TASK TO COMPLETE → Exactly reproduce all the records, keeping pictures out of the copy.

— start —

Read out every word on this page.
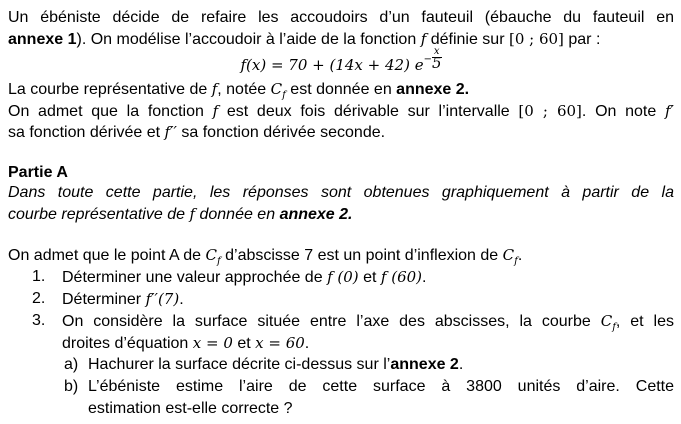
Un ébéniste décide de refaire les accoudoirs d’un fauteuil (ébauche du fauteuil en
annexe 1). On modélise l’accoudoir à l’aide de la fonction f définie sur [0 ; 60] par :
f(x) = 70 + (14x + 42) $e^- \frac{x}{5}$
La courbe représentative de f, notée $C_f$ est donnée en annexe 2.
On admet que la fonction f est deux fois dérivable sur l’intervalle [0 ; 60]. On note f′
sa fonction dérivée et f′′ sa fonction dérivée seconde.
Partie A
Dans toute cette partie, les réponses sont obtenues graphiquement à partir de la
courbe représentative de f donnée en annexe 2.
On admet que le point A de $C_f$ d’abscisse 7 est un point d’inflexion de $C_f$.
1. Déterminer une valeur approchée de f (0) et f (60).
2. Déterminer f′′(7).
3. On considère la surface située entre l’axe des abscisses, la courbe $C_f$, et les
droites d’équation x = 0 et x = 60.
a) Hachurer la surface décrite ci-dessus sur l’annexe 2.
b) L’ébéniste estime l’aire de cette surface à 3800 unités d’aire. Cette
estimation est-elle correcte ?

— end —

RESULT FOR THIS EXERCISE →
Read out every word on this page.
Un ébéniste décide de refaire les accoudoirs d’un fauteuil (ébauche du fauteuil en
annexe 1). On modélise l’accoudoir à l’aide de la fonction f définie sur [0 ; 60] par :
f(x) = 70 + (14x + 42) $e^- \frac{x}{5}$
La courbe représentative de f, notée $C_f$ est donnée en annexe 2.
On admet que la fonction f est deux fois dérivable sur l’intervalle [0 ; 60]. On note f′
sa fonction dérivée et f′′ sa fonction dérivée seconde.
Partie A
Dans toute cette partie, les réponses sont obtenues graphiquement à partir de la
courbe représentative de f donnée en annexe 2.
On admet que le point A de $C_f$ d’abscisse 7 est un point d’inflexion de $C_f$.
1. Déterminer une valeur approchée de f (0) et f (60).
2. Déterminer f′′(7).
3. On considère la surface située entre l’axe des abscisses, la courbe $C_f$, et les
droites d’équation x = 0 et x = 60.
a) Hachurer la surface décrite ci-dessus sur l’annexe 2.
b) L’ébéniste estime l’aire de cette surface à 3800 unités d’aire. Cette
estimation est-elle correcte ?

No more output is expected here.